» Exercise objective:
Each line of the listing must be transcribed exactly, except for the images, which should be excluded.

» Supplied records:
───

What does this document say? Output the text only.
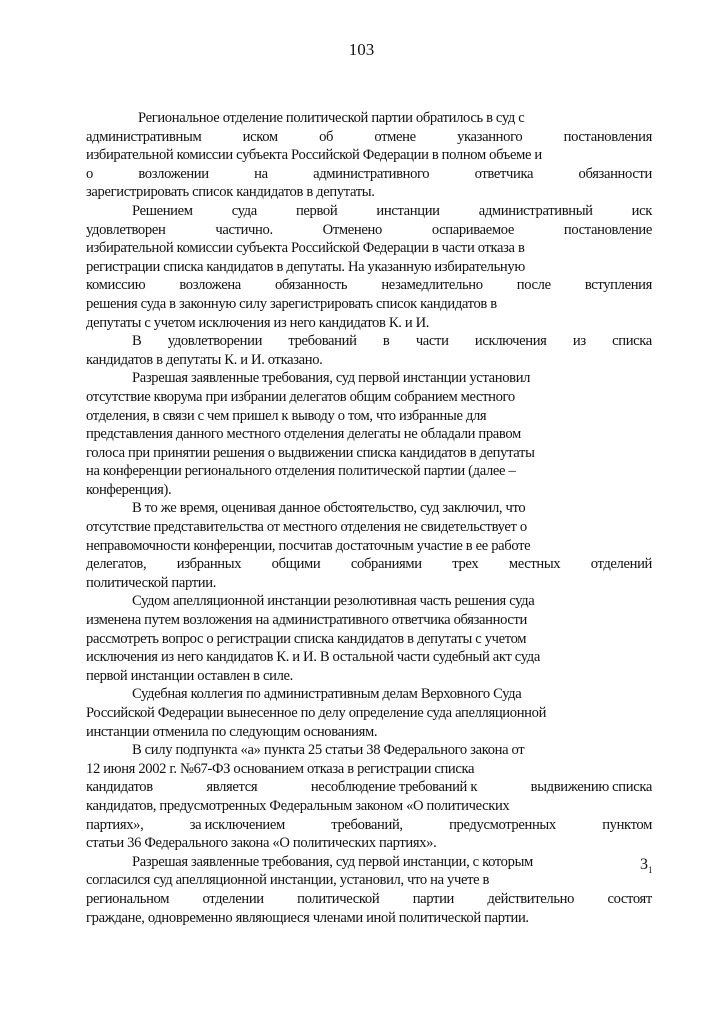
103
Региональное отделение политической партии обратилось в суд с
административным	иском	об	отмене	указанного	постановления
избирательной комиссии субъекта Российской Федерации в полном объеме и
о	возложении	на	административного	ответчика	обязанности
зарегистрировать список кандидатов в депутаты.
Решением	суда	первой	инстанции	административный	иск
удовлетворен	частично.	Отменено	оспариваемое	постановление
избирательной комиссии субъекта Российской Федерации в части отказа в
регистрации списка кандидатов в депутаты. На указанную избирательную
комиссию возложена обязанность незамедлительно после вступления
решения суда в законную силу зарегистрировать список кандидатов в
депутаты с учетом исключения из него кандидатов К. и И.
В удовлетворении требований в части исключения из списка
кандидатов в депутаты К. и И. отказано.
Разрешая заявленные требования, суд первой инстанции установил
отсутствие кворума при избрании делегатов общим собранием местного
отделения, в связи с чем пришел к выводу о том, что избранные для
представления данного местного отделения делегаты не обладали правом
голоса при принятии решения о выдвижении списка кандидатов в депутаты
на конференции регионального отделения политической партии (далее –
конференция).
В то же время, оценивая данное обстоятельство, суд заключил, что
отсутствие представительства от местного отделения не свидетельствует о
неправомочности конференции, посчитав достаточным участие в ее работе
делегатов, избранных общими собраниями трех местных отделений
политической партии.
Судом апелляционной инстанции резолютивная часть решения суда
изменена путем возложения на административного ответчика обязанности
рассмотреть вопрос о регистрации списка кандидатов в депутаты с учетом
исключения из него кандидатов К. и И. В остальной части судебный акт суда
первой инстанции оставлен в силе.
Судебная коллегия по административным делам Верховного Суда
Российской Федерации вынесенное по делу определение суда апелляционной
инстанции отменила по следующим основаниям.
В силу подпункта «а» пункта 25 статьи 38 Федерального закона от
12 июня 2002 г. №67-ФЗ основанием отказа в регистрации списка
кандидатов	является	несоблюдение требований к	выдвижению списка
кандидатов, предусмотренных Федеральным законом «О политических
партиях»,	за исключением	требований,	предусмотренных	пунктом
статьи 36 Федерального закона «О политических партиях».
Разрешая заявленные требования, суд первой инстанции, с которым
согласился суд апелляционной инстанции, установил, что на учете в
региональном отделении политической партии действительно состоят
граждане, одновременно являющиеся членами иной политической партии.
$3_1$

───

» Correct answer:
What does this document say? Output the text only.
103
Региональное отделение политической партии обратилось в суд с
административным	иском	об	отмене	указанного	постановления
избирательной комиссии субъекта Российской Федерации в полном объеме и
о	возложении	на	административного	ответчика	обязанности
зарегистрировать список кандидатов в депутаты.
Решением	суда	первой	инстанции	административный	иск
удовлетворен	частично.	Отменено	оспариваемое	постановление
избирательной комиссии субъекта Российской Федерации в части отказа в
регистрации списка кандидатов в депутаты. На указанную избирательную
комиссию возложена обязанность незамедлительно после вступления
решения суда в законную силу зарегистрировать список кандидатов в
депутаты с учетом исключения из него кандидатов К. и И.
В удовлетворении требований в части исключения из списка
кандидатов в депутаты К. и И. отказано.
Разрешая заявленные требования, суд первой инстанции установил
отсутствие кворума при избрании делегатов общим собранием местного
отделения, в связи с чем пришел к выводу о том, что избранные для
представления данного местного отделения делегаты не обладали правом
голоса при принятии решения о выдвижении списка кандидатов в депутаты
на конференции регионального отделения политической партии (далее –
конференция).
В то же время, оценивая данное обстоятельство, суд заключил, что
отсутствие представительства от местного отделения не свидетельствует о
неправомочности конференции, посчитав достаточным участие в ее работе
делегатов, избранных общими собраниями трех местных отделений
политической партии.
Судом апелляционной инстанции резолютивная часть решения суда
изменена путем возложения на административного ответчика обязанности
рассмотреть вопрос о регистрации списка кандидатов в депутаты с учетом
исключения из него кандидатов К. и И. В остальной части судебный акт суда
первой инстанции оставлен в силе.
Судебная коллегия по административным делам Верховного Суда
Российской Федерации вынесенное по делу определение суда апелляционной
инстанции отменила по следующим основаниям.
В силу подпункта «а» пункта 25 статьи 38 Федерального закона от
12 июня 2002 г. №67-ФЗ основанием отказа в регистрации списка
кандидатов	является	несоблюдение требований к	выдвижению списка
кандидатов, предусмотренных Федеральным законом «О политических
партиях»,	за исключением	требований,	предусмотренных	пунктом
статьи 36 Федерального закона «О политических партиях».
Разрешая заявленные требования, суд первой инстанции, с которым
согласился суд апелляционной инстанции, установил, что на учете в
региональном отделении политической партии действительно состоят
граждане, одновременно являющиеся членами иной политической партии.
$3_1$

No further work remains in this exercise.